Requirement
Quote every line as given.

Some records
----

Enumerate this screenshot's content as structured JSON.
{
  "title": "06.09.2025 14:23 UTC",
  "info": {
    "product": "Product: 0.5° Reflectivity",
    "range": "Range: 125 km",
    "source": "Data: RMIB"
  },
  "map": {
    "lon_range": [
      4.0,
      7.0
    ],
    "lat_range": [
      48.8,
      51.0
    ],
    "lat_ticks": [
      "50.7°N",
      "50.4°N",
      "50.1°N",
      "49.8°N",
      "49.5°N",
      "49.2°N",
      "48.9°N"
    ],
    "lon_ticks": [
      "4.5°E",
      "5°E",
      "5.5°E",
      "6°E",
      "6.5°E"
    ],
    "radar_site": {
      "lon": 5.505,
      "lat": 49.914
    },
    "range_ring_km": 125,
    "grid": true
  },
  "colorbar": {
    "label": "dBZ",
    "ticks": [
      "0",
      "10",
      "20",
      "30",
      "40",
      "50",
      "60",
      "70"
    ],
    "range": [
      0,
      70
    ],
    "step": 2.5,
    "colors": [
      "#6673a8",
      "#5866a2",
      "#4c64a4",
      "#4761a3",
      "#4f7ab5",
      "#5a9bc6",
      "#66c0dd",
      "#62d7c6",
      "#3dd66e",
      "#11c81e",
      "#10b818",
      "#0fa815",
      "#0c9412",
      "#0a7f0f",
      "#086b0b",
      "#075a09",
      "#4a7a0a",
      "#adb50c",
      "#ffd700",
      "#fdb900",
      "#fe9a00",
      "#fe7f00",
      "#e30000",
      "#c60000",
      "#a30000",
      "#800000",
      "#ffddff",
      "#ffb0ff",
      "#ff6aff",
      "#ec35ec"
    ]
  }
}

----

Task result
Enumerate this screenshot's content as structured JSON.
{
  "title": "06.09.2025 14:23 UTC",
  "info": {
    "product": "Product: 0.5° Reflectivity",
    "range": "Range: 125 km",
    "source": "Data: RMIB"
  },
  "map": {
    "lon_range": [
      4.0,
      7.0
    ],
    "lat_range": [
      48.8,
      51.0
    ],
    "lat_ticks": [
      "50.7°N",
      "50.4°N",
      "50.1°N",
      "49.8°N",
      "49.5°N",
      "49.2°N",
      "48.9°N"
    ],
    "lon_ticks": [
      "4.5°E",
      "5°E",
      "5.5°E",
      "6°E",
      "6.5°E"
    ],
    "radar_site": {
      "lon": 5.505,
      "lat": 49.914
    },
    "range_ring_km": 125,
    "grid": true
  },
  "colorbar": {
    "label": "dBZ",
    "ticks": [
      "0",
      "10",
      "20",
      "30",
      "40",
      "50",
      "60",
      "70"
    ],
    "range": [
      0,
      70
    ],
    "step": 2.5,
    "colors": [
      "#6673a8",
      "#5866a2",
      "#4c64a4",
      "#4761a3",
      "#4f7ab5",
      "#5a9bc6",
      "#66c0dd",
      "#62d7c6",
      "#3dd66e",
      "#11c81e",
      "#10b818",
      "#0fa815",
      "#0c9412",
      "#0a7f0f",
      "#086b0b",
      "#075a09",
      "#4a7a0a",
      "#adb50c",
      "#ffd700",
      "#fdb900",
      "#fe9a00",
      "#fe7f00",
      "#e30000",
      "#c60000",
      "#a30000",
      "#800000",
      "#ffddff",
      "#ffb0ff",
      "#ff6aff",
      "#ec35ec"
    ]
  }
}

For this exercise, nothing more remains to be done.